#### Your objective
Faithfully return all lines, omitting every embedded picture.
======== Supplied material
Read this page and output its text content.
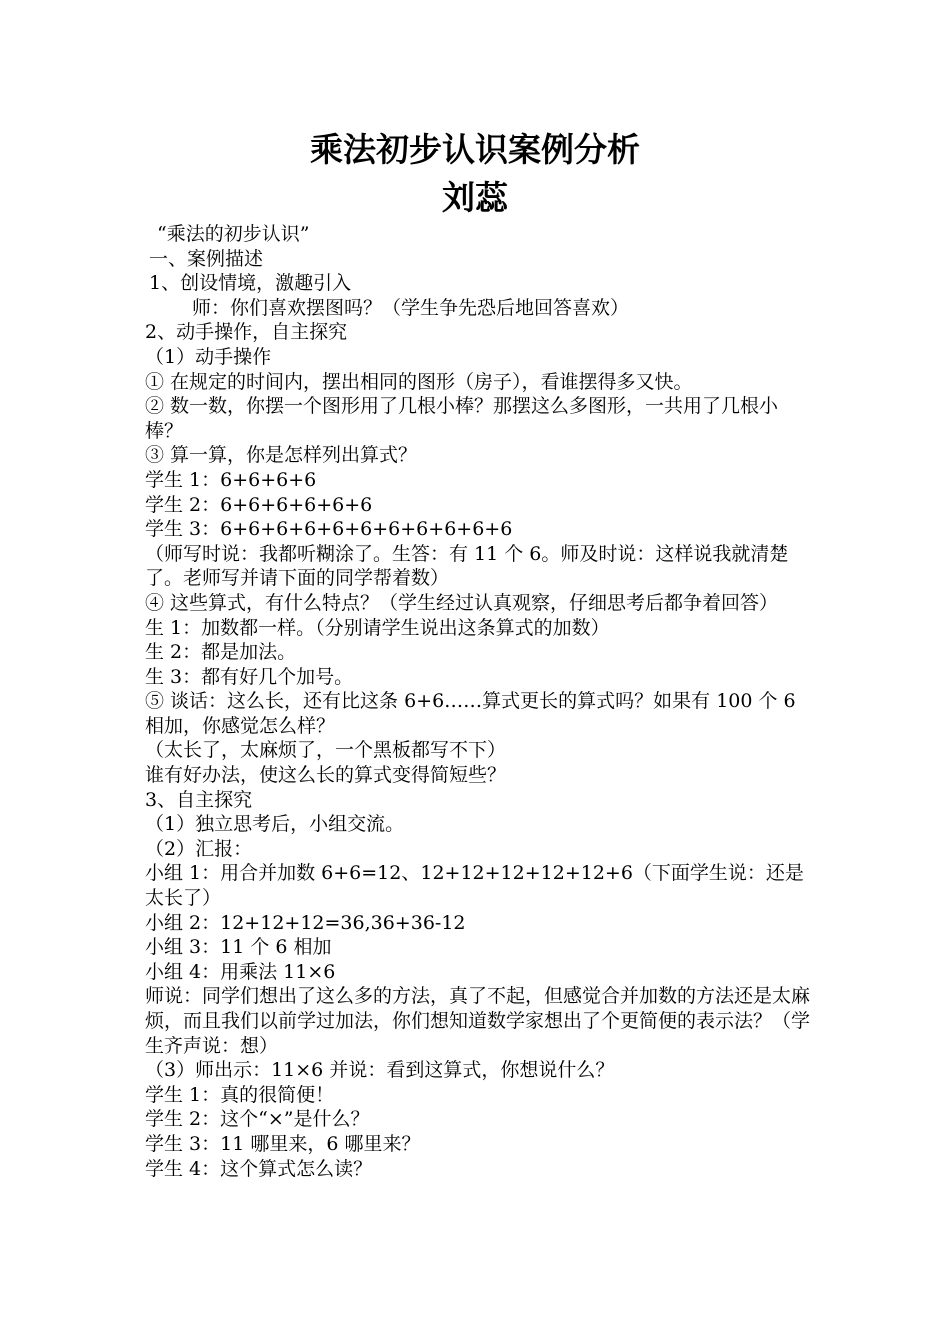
乘法初步认识案例分析
刘蕊

“乘法的初步认识”

一、案例描述

1、创设情境，激趣引入

师：你们喜欢摆图吗？（学生争先恐后地回答喜欢）

2、动手操作，自主探究

（1）动手操作

① 在规定的时间内，摆出相同的图形（房子），看谁摆得多又快。

② 数一数，你摆一个图形用了几根小棒？那摆这么多图形，一共用了几根小棒？

③ 算一算，你是怎样列出算式？

学生 1：6+6+6+6

学生 2：6+6+6+6+6+6

学生 3：6+6+6+6+6+6+6+6+6+6+6

（师写时说：我都听糊涂了。生答：有 11 个 6。师及时说：这样说我就清楚了。老师写并请下面的同学帮着数）

④ 这些算式，有什么特点？（学生经过认真观察，仔细思考后都争着回答）

生 1：加数都一样。（分别请学生说出这条算式的加数）

生 2：都是加法。

生 3：都有好几个加号。

⑤ 谈话：这么长，还有比这条 6+6……算式更长的算式吗？如果有 100 个 6 相加，你感觉怎么样？

（太长了，太麻烦了，一个黑板都写不下）

谁有好办法，使这么长的算式变得简短些？

3、自主探究

（1）独立思考后，小组交流。

（2）汇报：

小组 1：用合并加数 6+6=12、12+12+12+12+12+6（下面学生说：还是太长了）

小组 2：12+12+12=36,36+36-12

小组 3：11 个 6 相加

小组 4：用乘法 11×6

师说：同学们想出了这么多的方法，真了不起，但感觉合并加数的方法还是太麻烦，而且我们以前学过加法，你们想知道数学家想出了个更简便的表示法？（学生齐声说：想）

（3）师出示：11×6 并说：看到这算式，你想说什么？

学生 1：真的很简便！

学生 2：这个“×”是什么？

学生 3：11 哪里来，6 哪里来？

学生 4：这个算式怎么读？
================
#### Answer to this exercise
Read this page and output its text content.
乘法初步认识案例分析
刘蕊

“乘法的初步认识”

一、案例描述

1、创设情境，激趣引入

师：你们喜欢摆图吗？（学生争先恐后地回答喜欢）

2、动手操作，自主探究

（1）动手操作

① 在规定的时间内，摆出相同的图形（房子），看谁摆得多又快。

② 数一数，你摆一个图形用了几根小棒？那摆这么多图形，一共用了几根小棒？

③ 算一算，你是怎样列出算式？

学生 1：6+6+6+6

学生 2：6+6+6+6+6+6

学生 3：6+6+6+6+6+6+6+6+6+6+6

（师写时说：我都听糊涂了。生答：有 11 个 6。师及时说：这样说我就清楚了。老师写并请下面的同学帮着数）

④ 这些算式，有什么特点？（学生经过认真观察，仔细思考后都争着回答）

生 1：加数都一样。（分别请学生说出这条算式的加数）

生 2：都是加法。

生 3：都有好几个加号。

⑤ 谈话：这么长，还有比这条 6+6……算式更长的算式吗？如果有 100 个 6 相加，你感觉怎么样？

（太长了，太麻烦了，一个黑板都写不下）

谁有好办法，使这么长的算式变得简短些？

3、自主探究

（1）独立思考后，小组交流。

（2）汇报：

小组 1：用合并加数 6+6=12、12+12+12+12+12+6（下面学生说：还是太长了）

小组 2：12+12+12=36,36+36-12

小组 3：11 个 6 相加

小组 4：用乘法 11×6

师说：同学们想出了这么多的方法，真了不起，但感觉合并加数的方法还是太麻烦，而且我们以前学过加法，你们想知道数学家想出了个更简便的表示法？（学生齐声说：想）

（3）师出示：11×6 并说：看到这算式，你想说什么？

学生 1：真的很简便！

学生 2：这个“×”是什么？

学生 3：11 哪里来，6 哪里来？

学生 4：这个算式怎么读？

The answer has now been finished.